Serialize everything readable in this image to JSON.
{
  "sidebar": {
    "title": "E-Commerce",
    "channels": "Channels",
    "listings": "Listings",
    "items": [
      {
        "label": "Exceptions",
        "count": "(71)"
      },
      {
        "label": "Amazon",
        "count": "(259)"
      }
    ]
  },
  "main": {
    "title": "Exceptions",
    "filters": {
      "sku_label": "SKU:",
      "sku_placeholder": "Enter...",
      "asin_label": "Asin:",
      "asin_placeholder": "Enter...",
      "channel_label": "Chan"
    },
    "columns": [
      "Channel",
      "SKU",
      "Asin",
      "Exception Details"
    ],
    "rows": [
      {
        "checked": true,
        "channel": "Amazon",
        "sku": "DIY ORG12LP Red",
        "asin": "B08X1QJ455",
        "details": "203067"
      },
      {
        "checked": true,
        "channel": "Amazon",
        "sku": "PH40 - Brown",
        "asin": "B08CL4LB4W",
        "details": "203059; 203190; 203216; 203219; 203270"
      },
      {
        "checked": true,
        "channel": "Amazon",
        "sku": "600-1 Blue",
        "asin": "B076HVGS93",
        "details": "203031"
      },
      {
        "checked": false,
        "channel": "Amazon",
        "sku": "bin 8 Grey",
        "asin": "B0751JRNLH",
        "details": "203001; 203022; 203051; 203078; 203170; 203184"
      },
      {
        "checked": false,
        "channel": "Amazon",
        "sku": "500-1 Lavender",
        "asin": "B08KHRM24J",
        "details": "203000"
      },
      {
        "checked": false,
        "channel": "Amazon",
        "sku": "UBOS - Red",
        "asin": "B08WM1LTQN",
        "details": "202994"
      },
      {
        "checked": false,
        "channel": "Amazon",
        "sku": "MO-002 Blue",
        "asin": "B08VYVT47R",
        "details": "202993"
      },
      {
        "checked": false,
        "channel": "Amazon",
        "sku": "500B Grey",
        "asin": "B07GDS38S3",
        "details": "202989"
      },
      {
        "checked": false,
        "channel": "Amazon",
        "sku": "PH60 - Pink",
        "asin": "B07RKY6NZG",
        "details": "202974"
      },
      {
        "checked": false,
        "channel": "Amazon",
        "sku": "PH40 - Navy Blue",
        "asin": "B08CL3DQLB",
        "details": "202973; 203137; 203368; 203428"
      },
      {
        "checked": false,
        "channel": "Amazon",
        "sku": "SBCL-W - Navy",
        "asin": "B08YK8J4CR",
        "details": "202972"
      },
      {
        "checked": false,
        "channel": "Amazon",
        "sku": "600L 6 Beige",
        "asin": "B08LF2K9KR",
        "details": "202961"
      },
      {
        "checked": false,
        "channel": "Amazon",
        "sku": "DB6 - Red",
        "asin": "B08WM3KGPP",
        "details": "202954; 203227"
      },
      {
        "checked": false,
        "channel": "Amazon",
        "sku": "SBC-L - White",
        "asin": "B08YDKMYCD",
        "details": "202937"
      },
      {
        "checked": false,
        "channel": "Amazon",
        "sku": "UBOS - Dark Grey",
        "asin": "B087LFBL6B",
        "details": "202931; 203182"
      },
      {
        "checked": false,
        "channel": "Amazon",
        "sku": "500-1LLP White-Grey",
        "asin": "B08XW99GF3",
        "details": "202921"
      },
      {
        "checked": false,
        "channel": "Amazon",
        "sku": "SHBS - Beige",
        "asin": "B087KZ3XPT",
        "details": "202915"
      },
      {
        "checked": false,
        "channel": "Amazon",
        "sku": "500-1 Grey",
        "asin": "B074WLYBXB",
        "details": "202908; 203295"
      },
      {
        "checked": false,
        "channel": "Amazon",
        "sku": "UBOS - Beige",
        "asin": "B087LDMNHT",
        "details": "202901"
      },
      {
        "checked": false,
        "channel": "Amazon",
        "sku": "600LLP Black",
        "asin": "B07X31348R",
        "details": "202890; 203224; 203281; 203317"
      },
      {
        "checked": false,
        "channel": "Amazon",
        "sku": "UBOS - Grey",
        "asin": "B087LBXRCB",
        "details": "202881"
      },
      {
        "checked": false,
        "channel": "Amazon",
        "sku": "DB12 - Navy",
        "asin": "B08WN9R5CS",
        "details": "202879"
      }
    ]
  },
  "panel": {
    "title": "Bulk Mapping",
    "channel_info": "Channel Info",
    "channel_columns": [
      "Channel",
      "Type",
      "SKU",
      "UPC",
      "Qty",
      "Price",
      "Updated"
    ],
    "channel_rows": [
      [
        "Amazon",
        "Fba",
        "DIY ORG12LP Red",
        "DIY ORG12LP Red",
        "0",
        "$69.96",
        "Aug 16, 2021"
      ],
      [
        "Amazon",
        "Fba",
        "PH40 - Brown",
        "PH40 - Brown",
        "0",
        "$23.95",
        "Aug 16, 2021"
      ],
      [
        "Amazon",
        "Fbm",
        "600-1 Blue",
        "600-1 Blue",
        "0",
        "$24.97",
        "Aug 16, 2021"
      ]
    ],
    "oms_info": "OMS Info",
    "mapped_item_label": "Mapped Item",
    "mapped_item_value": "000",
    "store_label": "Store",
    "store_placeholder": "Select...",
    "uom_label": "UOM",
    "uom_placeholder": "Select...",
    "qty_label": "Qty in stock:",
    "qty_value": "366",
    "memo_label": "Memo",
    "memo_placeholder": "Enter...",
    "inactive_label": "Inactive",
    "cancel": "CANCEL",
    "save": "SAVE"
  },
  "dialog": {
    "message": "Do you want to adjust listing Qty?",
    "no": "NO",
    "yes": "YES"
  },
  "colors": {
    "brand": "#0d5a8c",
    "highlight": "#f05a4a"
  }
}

───

- [Problem]:
From the records above, copy every line that holds the word "title".

- [Correct result]:
    "title": "E-Commerce",
    "title": "Exceptions",
    "title": "Bulk Mapping",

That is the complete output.